------ SUPPLIED RECORDS
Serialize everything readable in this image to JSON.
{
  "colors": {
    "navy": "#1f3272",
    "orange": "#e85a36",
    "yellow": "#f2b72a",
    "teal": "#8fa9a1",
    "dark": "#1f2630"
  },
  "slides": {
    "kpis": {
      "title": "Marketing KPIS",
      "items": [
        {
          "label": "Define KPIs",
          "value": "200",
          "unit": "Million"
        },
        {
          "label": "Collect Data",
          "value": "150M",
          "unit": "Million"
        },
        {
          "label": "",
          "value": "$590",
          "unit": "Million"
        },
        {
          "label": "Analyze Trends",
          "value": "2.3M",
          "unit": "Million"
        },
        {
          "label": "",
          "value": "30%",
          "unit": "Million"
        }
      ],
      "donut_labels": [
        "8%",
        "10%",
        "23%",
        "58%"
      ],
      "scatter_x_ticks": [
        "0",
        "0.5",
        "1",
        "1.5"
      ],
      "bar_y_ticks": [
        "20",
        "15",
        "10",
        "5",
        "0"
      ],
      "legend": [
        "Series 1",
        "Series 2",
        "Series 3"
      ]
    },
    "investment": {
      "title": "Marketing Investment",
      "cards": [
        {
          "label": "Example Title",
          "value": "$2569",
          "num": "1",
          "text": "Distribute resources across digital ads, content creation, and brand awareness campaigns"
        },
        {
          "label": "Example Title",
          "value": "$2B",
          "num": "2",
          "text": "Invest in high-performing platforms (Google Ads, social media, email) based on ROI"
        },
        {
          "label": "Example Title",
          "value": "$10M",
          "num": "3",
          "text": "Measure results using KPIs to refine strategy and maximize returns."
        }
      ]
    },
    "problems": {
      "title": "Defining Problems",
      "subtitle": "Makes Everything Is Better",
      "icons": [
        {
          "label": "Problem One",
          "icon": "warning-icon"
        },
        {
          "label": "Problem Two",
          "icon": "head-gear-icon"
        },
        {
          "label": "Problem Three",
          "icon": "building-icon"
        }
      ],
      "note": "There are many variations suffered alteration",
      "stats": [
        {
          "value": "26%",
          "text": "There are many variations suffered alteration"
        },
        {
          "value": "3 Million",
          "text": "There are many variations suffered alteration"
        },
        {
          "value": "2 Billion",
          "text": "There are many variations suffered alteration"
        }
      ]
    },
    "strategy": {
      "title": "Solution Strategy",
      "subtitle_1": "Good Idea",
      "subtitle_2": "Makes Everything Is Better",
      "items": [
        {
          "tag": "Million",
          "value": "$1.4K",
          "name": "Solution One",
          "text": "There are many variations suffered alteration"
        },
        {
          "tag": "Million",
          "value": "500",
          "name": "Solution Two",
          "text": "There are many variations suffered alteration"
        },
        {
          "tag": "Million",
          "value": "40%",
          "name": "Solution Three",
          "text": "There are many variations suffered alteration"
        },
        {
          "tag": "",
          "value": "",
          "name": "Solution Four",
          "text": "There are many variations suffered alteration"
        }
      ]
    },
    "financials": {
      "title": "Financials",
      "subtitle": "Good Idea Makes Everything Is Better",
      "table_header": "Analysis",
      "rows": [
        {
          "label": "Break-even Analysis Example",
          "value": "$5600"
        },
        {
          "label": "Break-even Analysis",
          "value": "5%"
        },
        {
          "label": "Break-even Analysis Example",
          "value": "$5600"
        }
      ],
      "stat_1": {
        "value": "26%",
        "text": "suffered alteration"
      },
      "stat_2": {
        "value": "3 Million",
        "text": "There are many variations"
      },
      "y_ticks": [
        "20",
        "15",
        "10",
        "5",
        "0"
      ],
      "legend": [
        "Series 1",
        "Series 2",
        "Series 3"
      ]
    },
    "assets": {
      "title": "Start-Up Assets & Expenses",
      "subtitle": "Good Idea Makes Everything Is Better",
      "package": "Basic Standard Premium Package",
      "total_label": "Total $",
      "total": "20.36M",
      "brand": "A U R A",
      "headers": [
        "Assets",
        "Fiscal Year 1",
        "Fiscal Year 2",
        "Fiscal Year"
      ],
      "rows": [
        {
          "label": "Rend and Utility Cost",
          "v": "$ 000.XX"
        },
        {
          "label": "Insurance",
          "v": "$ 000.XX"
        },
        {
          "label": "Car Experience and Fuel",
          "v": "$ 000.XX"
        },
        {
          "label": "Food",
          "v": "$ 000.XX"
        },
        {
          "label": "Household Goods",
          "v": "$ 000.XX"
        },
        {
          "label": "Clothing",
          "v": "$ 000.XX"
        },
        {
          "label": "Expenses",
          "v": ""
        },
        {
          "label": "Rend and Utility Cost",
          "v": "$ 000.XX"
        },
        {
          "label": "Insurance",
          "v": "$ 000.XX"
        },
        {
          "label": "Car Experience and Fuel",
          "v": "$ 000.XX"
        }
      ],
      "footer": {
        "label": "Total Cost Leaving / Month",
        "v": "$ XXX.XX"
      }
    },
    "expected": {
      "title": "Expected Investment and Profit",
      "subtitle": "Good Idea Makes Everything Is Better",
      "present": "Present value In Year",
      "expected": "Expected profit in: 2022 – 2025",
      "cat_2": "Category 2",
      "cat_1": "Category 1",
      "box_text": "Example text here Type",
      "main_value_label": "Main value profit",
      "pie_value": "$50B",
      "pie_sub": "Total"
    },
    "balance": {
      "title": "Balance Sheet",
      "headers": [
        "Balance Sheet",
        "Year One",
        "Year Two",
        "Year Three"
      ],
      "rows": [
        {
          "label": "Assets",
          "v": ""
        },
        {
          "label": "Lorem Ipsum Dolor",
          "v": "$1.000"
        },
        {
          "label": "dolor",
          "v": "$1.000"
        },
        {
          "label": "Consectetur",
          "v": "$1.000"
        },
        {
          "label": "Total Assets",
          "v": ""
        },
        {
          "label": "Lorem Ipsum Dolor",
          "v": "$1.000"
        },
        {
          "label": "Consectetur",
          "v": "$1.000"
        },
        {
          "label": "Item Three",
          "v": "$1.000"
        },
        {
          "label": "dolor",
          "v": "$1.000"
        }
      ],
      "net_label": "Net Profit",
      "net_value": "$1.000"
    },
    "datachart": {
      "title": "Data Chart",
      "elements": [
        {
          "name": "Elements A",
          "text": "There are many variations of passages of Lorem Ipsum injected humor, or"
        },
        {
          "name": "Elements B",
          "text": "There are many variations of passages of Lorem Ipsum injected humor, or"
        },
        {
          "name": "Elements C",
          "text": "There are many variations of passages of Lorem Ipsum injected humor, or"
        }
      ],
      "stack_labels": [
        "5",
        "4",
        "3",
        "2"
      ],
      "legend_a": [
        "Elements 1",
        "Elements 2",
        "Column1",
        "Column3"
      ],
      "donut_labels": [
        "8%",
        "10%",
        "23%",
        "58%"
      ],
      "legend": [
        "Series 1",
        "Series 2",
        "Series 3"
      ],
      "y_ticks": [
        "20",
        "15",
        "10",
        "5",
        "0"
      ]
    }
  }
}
------------
WORK TO BE COMPLETED
In the entries above, identify each line that includes the string "Expenses", then copy it.

OUTPUT OF THE EXERCISE
      "title": "Start-Up Assets & Expenses",
          "label": "Expenses",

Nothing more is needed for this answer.